◆ **Page text**:
Mumsnet has not checked the qualifications of anyone posting here. If you need help urgently or expert advice, please see our domestic violence webguide and/or relationships webguide. Many Mumsnetters experiencing domestic abuse have found this thread helpful: Listen up, everybody

Surviving an affair....long overdue update

109 replies

LetsGoToTheHills · 19/03/2015 14:52

Dear Mumsnetters,
Two years ago I posted on here after discovering my husband's affair. I asked you whether we could survive. I had many fantastic suggestions and comments as well as some difficult but insightful questions put to me. We had about 10 counselling sessions immediately, and it's been really hard work but I would say we are, finally, pretty much back to 'normal'. It was a horrible, horrible time, and just thinking about it makes me feel sick, but you all got me on the right path. So thank you to everyone who bothered to post, it did make a difference!

OP posts:
Hansolosrolo · 22/03/2015 09:00

This reply has been deleted

Message withdrawn at poster's request.

Vivacia · 22/03/2015 09:39

I am in no way saying you should stay with someone who has an affair

So what is your point? Confused What are these dark clouds you refer to on a thread about affairs?

For me, it's just the very graphic thought of him putting his penis in to another woman, stroking another woman's bum etc and all the time coming home to me and pretending otherwise. Makes me feel physically sick. I couldn't bear his touch again.

JonesTheSteam · 22/03/2015 10:39

The thing is, everyone is different.

If Vivacia's reaction is how you would feel about this situation, then fair enough. And if you posted on MN about it, you would get support from everyone. No one would come on here and have a go at you for making that decision.

This was the OP's decision to make. She has made the right decision for her. For no-one else. What is unfair is the way some posters think it's still OK to have a bit of a go and tell her that she can't possibly be happy, the trust can never come back etc. How do they know? They don't know her or her husband?

It's fine to post how you think you would react. But I think it's wrong to tell the OP how she must really be feeling when you don't really know.

And it's fine to share your experiences but you can't apply them to her situation because it involves two different people.

All the OP did was share her story and thank posters who helped her get where she is. Some asked for her to elaborate and when she kindly did, then other posters started picking it apart.

Why can't we all just support each other in our own personal decisions?

jasper · 22/03/2015 10:58

there are people here who are coming across as DISAPPOINTED that the OP has decided to mend her marriage.

that's pretty fucked up.

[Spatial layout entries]
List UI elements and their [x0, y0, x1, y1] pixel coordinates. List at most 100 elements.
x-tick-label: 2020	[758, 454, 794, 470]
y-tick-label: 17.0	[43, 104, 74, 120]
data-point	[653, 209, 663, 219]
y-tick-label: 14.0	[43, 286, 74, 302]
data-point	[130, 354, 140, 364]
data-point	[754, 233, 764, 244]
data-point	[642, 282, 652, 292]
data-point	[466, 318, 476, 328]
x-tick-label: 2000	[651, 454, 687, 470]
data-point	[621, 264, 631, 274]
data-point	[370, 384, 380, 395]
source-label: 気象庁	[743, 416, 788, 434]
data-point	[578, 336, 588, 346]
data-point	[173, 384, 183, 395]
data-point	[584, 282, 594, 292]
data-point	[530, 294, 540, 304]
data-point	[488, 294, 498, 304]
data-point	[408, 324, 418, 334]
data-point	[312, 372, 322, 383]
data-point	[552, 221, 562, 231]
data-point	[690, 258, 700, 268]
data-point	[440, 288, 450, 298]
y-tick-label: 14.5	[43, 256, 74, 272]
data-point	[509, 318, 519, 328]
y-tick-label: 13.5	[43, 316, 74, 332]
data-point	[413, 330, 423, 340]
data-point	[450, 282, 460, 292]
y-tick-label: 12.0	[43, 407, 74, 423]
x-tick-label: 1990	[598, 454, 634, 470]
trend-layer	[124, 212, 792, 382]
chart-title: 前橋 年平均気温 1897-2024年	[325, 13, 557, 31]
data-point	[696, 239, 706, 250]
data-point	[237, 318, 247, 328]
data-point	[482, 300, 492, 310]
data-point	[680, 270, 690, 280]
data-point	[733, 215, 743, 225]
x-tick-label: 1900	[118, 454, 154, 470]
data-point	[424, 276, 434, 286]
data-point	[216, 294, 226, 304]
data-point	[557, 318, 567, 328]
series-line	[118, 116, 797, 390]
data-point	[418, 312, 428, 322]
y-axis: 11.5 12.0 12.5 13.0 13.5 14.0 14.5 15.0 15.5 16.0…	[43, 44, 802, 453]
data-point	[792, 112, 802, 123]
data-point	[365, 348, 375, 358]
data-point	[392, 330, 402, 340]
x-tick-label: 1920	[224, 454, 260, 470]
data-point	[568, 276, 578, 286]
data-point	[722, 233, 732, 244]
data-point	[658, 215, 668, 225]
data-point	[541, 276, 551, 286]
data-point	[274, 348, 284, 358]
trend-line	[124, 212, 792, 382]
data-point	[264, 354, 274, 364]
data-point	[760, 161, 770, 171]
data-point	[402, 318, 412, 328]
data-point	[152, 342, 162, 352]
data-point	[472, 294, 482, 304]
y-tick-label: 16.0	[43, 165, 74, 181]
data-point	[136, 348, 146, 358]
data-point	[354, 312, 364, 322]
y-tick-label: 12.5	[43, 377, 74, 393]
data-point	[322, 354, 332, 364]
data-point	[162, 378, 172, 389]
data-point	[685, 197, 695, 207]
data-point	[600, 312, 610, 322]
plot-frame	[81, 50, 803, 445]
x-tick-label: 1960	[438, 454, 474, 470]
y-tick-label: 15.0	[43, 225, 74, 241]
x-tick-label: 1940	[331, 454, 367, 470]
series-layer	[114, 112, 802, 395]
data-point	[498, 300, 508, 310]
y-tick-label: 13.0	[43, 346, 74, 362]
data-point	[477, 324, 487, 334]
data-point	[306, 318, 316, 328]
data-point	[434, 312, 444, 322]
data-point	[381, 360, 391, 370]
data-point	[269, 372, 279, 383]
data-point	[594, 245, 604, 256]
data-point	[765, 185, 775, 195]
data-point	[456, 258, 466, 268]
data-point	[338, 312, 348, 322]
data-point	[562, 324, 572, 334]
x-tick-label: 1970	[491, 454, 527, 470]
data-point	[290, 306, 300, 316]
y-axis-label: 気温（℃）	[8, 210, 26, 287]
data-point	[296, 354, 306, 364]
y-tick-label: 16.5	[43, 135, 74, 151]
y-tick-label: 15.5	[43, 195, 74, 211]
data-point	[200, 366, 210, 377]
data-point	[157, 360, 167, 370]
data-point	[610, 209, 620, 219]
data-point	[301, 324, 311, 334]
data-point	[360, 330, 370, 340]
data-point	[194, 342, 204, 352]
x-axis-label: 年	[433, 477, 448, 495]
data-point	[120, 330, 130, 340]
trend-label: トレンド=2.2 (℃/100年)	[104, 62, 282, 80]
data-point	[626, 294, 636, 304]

◆ **What to work on**:
1 - Please decide whether each statement agrees with the forum thread, answering yes or no and quoting the words that settle it. (a) The original poster and her husband had about ten counseling sessions. (b) The reply by Hansolosrolo can still be read. (c) JonesTheSteam holds that everyone reacts the same way.
2 - Update the forum thread from the sentence that has "This was the" through the one that ends "picking it apart.", changing "posters" to "commenters" wherever it occurs.

◆ **Answer set**:
1 -
(a) Yes: "We had about 10 counselling sessions immediately"
(b) No: "Message withdrawn at poster's request."
(c) No: "The thing is, everyone is different."

2 -
This was the OP's decision to make. She has made the right decision for her. For no-one else. What is unfair is the way some commenters think it's still OK to have a bit of a go and tell her that she can't possibly be happy, the trust can never come back etc. How do they know? They don't know her or her husband?

It's fine to post how you think you would react. But I think it's wrong to tell the OP how she must really be feeling when you don't really know.

And it's fine to share your experiences but you can't apply them to her situation because it involves two different people.

All the OP did was share her story and thank commenters who helped her get where she is. Some asked for her to elaborate and when she kindly did, then other commenters started picking it apart.